Goal:
Write out the data below in full, unchanged, minus the images.

'''

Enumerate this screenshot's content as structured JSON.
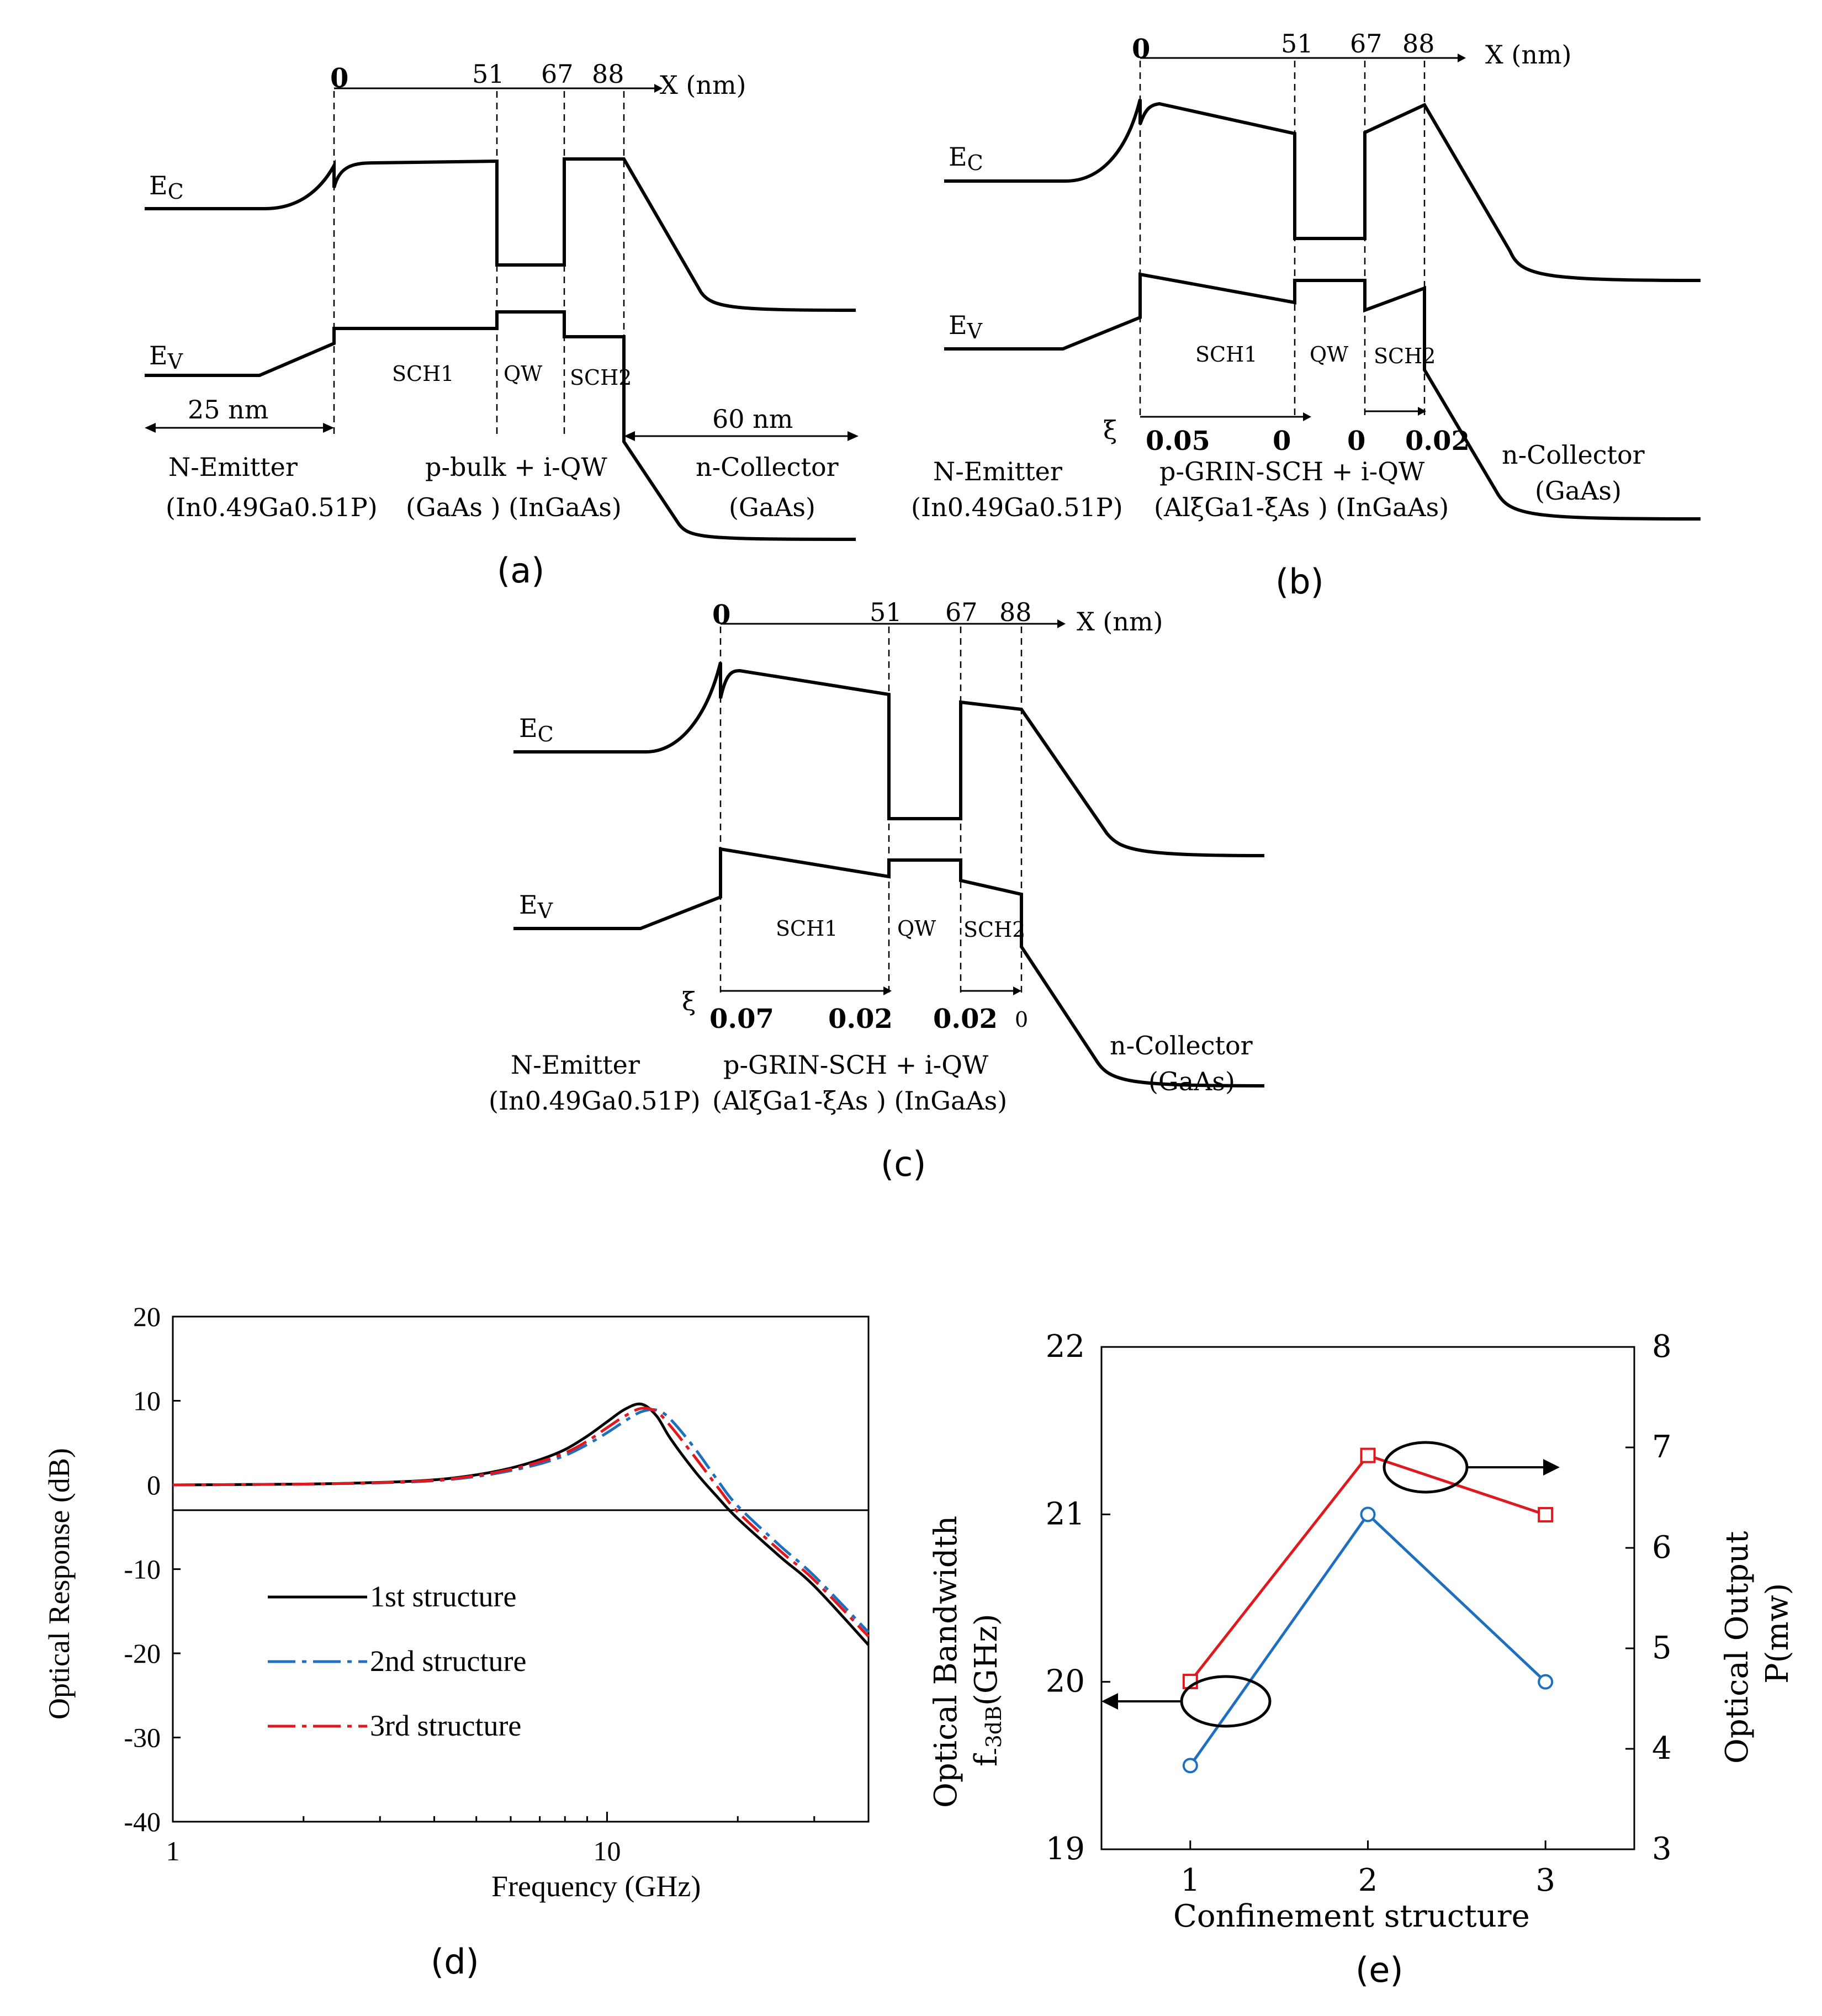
{
  "diagram_a": {
    "caption": "(a)",
    "axis_label": "X (nm)",
    "positions": [
      "0",
      "51",
      "67",
      "88"
    ],
    "ec": "E",
    "ec_sub": "C",
    "ev": "E",
    "ev_sub": "V",
    "regions": [
      "SCH1",
      "QW",
      "SCH2"
    ],
    "dim_left": "25 nm",
    "dim_right": "60 nm",
    "emitter": "N-Emitter",
    "emitter_mat": "(In0.49Ga0.51P)",
    "middle_line1": "p-bulk +  i-QW",
    "middle_line2": "(GaAs )  (InGaAs)",
    "collector": "n-Collector",
    "collector_mat": "(GaAs)"
  },
  "diagram_b": {
    "caption": "(b)",
    "axis_label": "X (nm)",
    "positions": [
      "0",
      "51",
      "67",
      "88"
    ],
    "ec": "E",
    "ec_sub": "C",
    "ev": "E",
    "ev_sub": "V",
    "regions": [
      "SCH1",
      "QW",
      "SCH2"
    ],
    "xi": "ξ",
    "xi_values": [
      "0.05",
      "0",
      "0",
      "0.02"
    ],
    "emitter": "N-Emitter",
    "emitter_mat": "(In0.49Ga0.51P)",
    "middle_line1": "p-GRIN-SCH + i-QW",
    "middle_line2": "(AlξGa1-ξAs )   (InGaAs)",
    "collector": "n-Collector",
    "collector_mat": "(GaAs)"
  },
  "diagram_c": {
    "caption": "(c)",
    "axis_label": "X (nm)",
    "positions": [
      "0",
      "51",
      "67",
      "88"
    ],
    "ec": "E",
    "ec_sub": "C",
    "ev": "E",
    "ev_sub": "V",
    "regions": [
      "SCH1",
      "QW",
      "SCH2"
    ],
    "xi": "ξ",
    "xi_values": [
      "0.07",
      "0.02",
      "0.02",
      "0"
    ],
    "emitter": "N-Emitter",
    "emitter_mat": "(In0.49Ga0.51P)",
    "middle_line1": "p-GRIN-SCH  + i-QW",
    "middle_line2": "(AlξGa1-ξAs )  (InGaAs)",
    "collector": "n-Collector",
    "collector_mat": "(GaAs)"
  },
  "colors": {
    "blue": "#1f6fc0",
    "red": "#e0191e",
    "black": "#000000"
  },
  "chart_data": [
    {
      "id": "d",
      "caption": "(d)",
      "type": "line",
      "xscale": "log",
      "xlabel": "Frequency (GHz)",
      "ylabel": "Optical Response (dB)",
      "xlim": [
        1,
        40
      ],
      "ylim": [
        -40,
        20
      ],
      "xticks": [
        "1",
        "10"
      ],
      "yticks": [
        "20",
        "10",
        "0",
        "-10",
        "-20",
        "-30",
        "-40"
      ],
      "ytick_values": [
        20,
        10,
        0,
        -10,
        -20,
        -30,
        -40
      ],
      "reference_line": -3,
      "series": [
        {
          "name": "1st structure",
          "style": "solid",
          "color": "#000000",
          "x": [
            1,
            2,
            3,
            4,
            5,
            6,
            7,
            8,
            9,
            10,
            11,
            12,
            13,
            14,
            16,
            18,
            20,
            25,
            30,
            40
          ],
          "y": [
            0,
            0.1,
            0.3,
            0.6,
            1.2,
            2.0,
            3.0,
            4.2,
            5.8,
            7.5,
            9.0,
            9.6,
            8.2,
            5.5,
            1.5,
            -1.5,
            -4.0,
            -8.5,
            -12.0,
            -19.0
          ]
        },
        {
          "name": "2nd structure",
          "style": "dashdot",
          "color": "#1f6fc0",
          "x": [
            1,
            2,
            3,
            4,
            5,
            6,
            7,
            8,
            9,
            10,
            11,
            12,
            13,
            14,
            16,
            18,
            20,
            25,
            30,
            40
          ],
          "y": [
            0,
            0.1,
            0.25,
            0.5,
            1.0,
            1.7,
            2.5,
            3.5,
            4.8,
            6.2,
            7.6,
            8.7,
            8.9,
            7.8,
            4.2,
            0.5,
            -2.5,
            -7.2,
            -10.8,
            -17.5
          ]
        },
        {
          "name": "3rd structure",
          "style": "dashdot",
          "color": "#e0191e",
          "x": [
            1,
            2,
            3,
            4,
            5,
            6,
            7,
            8,
            9,
            10,
            11,
            12,
            13,
            14,
            16,
            18,
            20,
            25,
            30,
            40
          ],
          "y": [
            0,
            0.1,
            0.28,
            0.55,
            1.1,
            1.85,
            2.75,
            3.8,
            5.2,
            6.8,
            8.2,
            9.1,
            8.7,
            7.0,
            3.2,
            -0.3,
            -3.2,
            -7.8,
            -11.3,
            -18.0
          ]
        }
      ]
    },
    {
      "id": "e",
      "caption": "(e)",
      "type": "line",
      "xlabel": "Confinement structure",
      "ylabel_left_line1": "Optical Bandwidth",
      "ylabel_left_line2": "f-3dB(GHz)",
      "ylabel_left_sub": "-3dB",
      "ylabel_left_main": "f",
      "ylabel_left_unit": "(GHz)",
      "ylabel_right_line1": "Optical Output",
      "ylabel_right_line2": "P(mw)",
      "categories": [
        "1",
        "2",
        "3"
      ],
      "x": [
        1,
        2,
        3
      ],
      "xlim": [
        0.5,
        3.5
      ],
      "ylim_left": [
        19,
        22
      ],
      "ylim_right": [
        3,
        8
      ],
      "yticks_left": [
        "22",
        "21",
        "20",
        "19"
      ],
      "yticks_left_values": [
        22,
        21,
        20,
        19
      ],
      "yticks_right": [
        "8",
        "7",
        "6",
        "5",
        "4",
        "3"
      ],
      "yticks_right_values": [
        8,
        7,
        6,
        5,
        4,
        3
      ],
      "series": [
        {
          "name": "Optical Bandwidth",
          "axis": "left",
          "marker": "circle",
          "color": "#1f6fc0",
          "values": [
            19.5,
            21.0,
            20.0
          ]
        },
        {
          "name": "Optical Output",
          "axis": "right",
          "marker": "square",
          "color": "#e0191e",
          "values": [
            4.67,
            6.92,
            6.33
          ]
        }
      ]
    }
  ]
}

'''

Full response:
Enumerate this screenshot's content as structured JSON.
{
  "diagram_a": {
    "caption": "(a)",
    "axis_label": "X (nm)",
    "positions": [
      "0",
      "51",
      "67",
      "88"
    ],
    "ec": "E",
    "ec_sub": "C",
    "ev": "E",
    "ev_sub": "V",
    "regions": [
      "SCH1",
      "QW",
      "SCH2"
    ],
    "dim_left": "25 nm",
    "dim_right": "60 nm",
    "emitter": "N-Emitter",
    "emitter_mat": "(In0.49Ga0.51P)",
    "middle_line1": "p-bulk +  i-QW",
    "middle_line2": "(GaAs )  (InGaAs)",
    "collector": "n-Collector",
    "collector_mat": "(GaAs)"
  },
  "diagram_b": {
    "caption": "(b)",
    "axis_label": "X (nm)",
    "positions": [
      "0",
      "51",
      "67",
      "88"
    ],
    "ec": "E",
    "ec_sub": "C",
    "ev": "E",
    "ev_sub": "V",
    "regions": [
      "SCH1",
      "QW",
      "SCH2"
    ],
    "xi": "ξ",
    "xi_values": [
      "0.05",
      "0",
      "0",
      "0.02"
    ],
    "emitter": "N-Emitter",
    "emitter_mat": "(In0.49Ga0.51P)",
    "middle_line1": "p-GRIN-SCH + i-QW",
    "middle_line2": "(AlξGa1-ξAs )   (InGaAs)",
    "collector": "n-Collector",
    "collector_mat": "(GaAs)"
  },
  "diagram_c": {
    "caption": "(c)",
    "axis_label": "X (nm)",
    "positions": [
      "0",
      "51",
      "67",
      "88"
    ],
    "ec": "E",
    "ec_sub": "C",
    "ev": "E",
    "ev_sub": "V",
    "regions": [
      "SCH1",
      "QW",
      "SCH2"
    ],
    "xi": "ξ",
    "xi_values": [
      "0.07",
      "0.02",
      "0.02",
      "0"
    ],
    "emitter": "N-Emitter",
    "emitter_mat": "(In0.49Ga0.51P)",
    "middle_line1": "p-GRIN-SCH  + i-QW",
    "middle_line2": "(AlξGa1-ξAs )  (InGaAs)",
    "collector": "n-Collector",
    "collector_mat": "(GaAs)"
  },
  "colors": {
    "blue": "#1f6fc0",
    "red": "#e0191e",
    "black": "#000000"
  },
  "chart_data": [
    {
      "id": "d",
      "caption": "(d)",
      "type": "line",
      "xscale": "log",
      "xlabel": "Frequency (GHz)",
      "ylabel": "Optical Response (dB)",
      "xlim": [
        1,
        40
      ],
      "ylim": [
        -40,
        20
      ],
      "xticks": [
        "1",
        "10"
      ],
      "yticks": [
        "20",
        "10",
        "0",
        "-10",
        "-20",
        "-30",
        "-40"
      ],
      "ytick_values": [
        20,
        10,
        0,
        -10,
        -20,
        -30,
        -40
      ],
      "reference_line": -3,
      "series": [
        {
          "name": "1st structure",
          "style": "solid",
          "color": "#000000",
          "x": [
            1,
            2,
            3,
            4,
            5,
            6,
            7,
            8,
            9,
            10,
            11,
            12,
            13,
            14,
            16,
            18,
            20,
            25,
            30,
            40
          ],
          "y": [
            0,
            0.1,
            0.3,
            0.6,
            1.2,
            2.0,
            3.0,
            4.2,
            5.8,
            7.5,
            9.0,
            9.6,
            8.2,
            5.5,
            1.5,
            -1.5,
            -4.0,
            -8.5,
            -12.0,
            -19.0
          ]
        },
        {
          "name": "2nd structure",
          "style": "dashdot",
          "color": "#1f6fc0",
          "x": [
            1,
            2,
            3,
            4,
            5,
            6,
            7,
            8,
            9,
            10,
            11,
            12,
            13,
            14,
            16,
            18,
            20,
            25,
            30,
            40
          ],
          "y": [
            0,
            0.1,
            0.25,
            0.5,
            1.0,
            1.7,
            2.5,
            3.5,
            4.8,
            6.2,
            7.6,
            8.7,
            8.9,
            7.8,
            4.2,
            0.5,
            -2.5,
            -7.2,
            -10.8,
            -17.5
          ]
        },
        {
          "name": "3rd structure",
          "style": "dashdot",
          "color": "#e0191e",
          "x": [
            1,
            2,
            3,
            4,
            5,
            6,
            7,
            8,
            9,
            10,
            11,
            12,
            13,
            14,
            16,
            18,
            20,
            25,
            30,
            40
          ],
          "y": [
            0,
            0.1,
            0.28,
            0.55,
            1.1,
            1.85,
            2.75,
            3.8,
            5.2,
            6.8,
            8.2,
            9.1,
            8.7,
            7.0,
            3.2,
            -0.3,
            -3.2,
            -7.8,
            -11.3,
            -18.0
          ]
        }
      ]
    },
    {
      "id": "e",
      "caption": "(e)",
      "type": "line",
      "xlabel": "Confinement structure",
      "ylabel_left_line1": "Optical Bandwidth",
      "ylabel_left_line2": "f-3dB(GHz)",
      "ylabel_left_sub": "-3dB",
      "ylabel_left_main": "f",
      "ylabel_left_unit": "(GHz)",
      "ylabel_right_line1": "Optical Output",
      "ylabel_right_line2": "P(mw)",
      "categories": [
        "1",
        "2",
        "3"
      ],
      "x": [
        1,
        2,
        3
      ],
      "xlim": [
        0.5,
        3.5
      ],
      "ylim_left": [
        19,
        22
      ],
      "ylim_right": [
        3,
        8
      ],
      "yticks_left": [
        "22",
        "21",
        "20",
        "19"
      ],
      "yticks_left_values": [
        22,
        21,
        20,
        19
      ],
      "yticks_right": [
        "8",
        "7",
        "6",
        "5",
        "4",
        "3"
      ],
      "yticks_right_values": [
        8,
        7,
        6,
        5,
        4,
        3
      ],
      "series": [
        {
          "name": "Optical Bandwidth",
          "axis": "left",
          "marker": "circle",
          "color": "#1f6fc0",
          "values": [
            19.5,
            21.0,
            20.0
          ]
        },
        {
          "name": "Optical Output",
          "axis": "right",
          "marker": "square",
          "color": "#e0191e",
          "values": [
            4.67,
            6.92,
            6.33
          ]
        }
      ]
    }
  ]
}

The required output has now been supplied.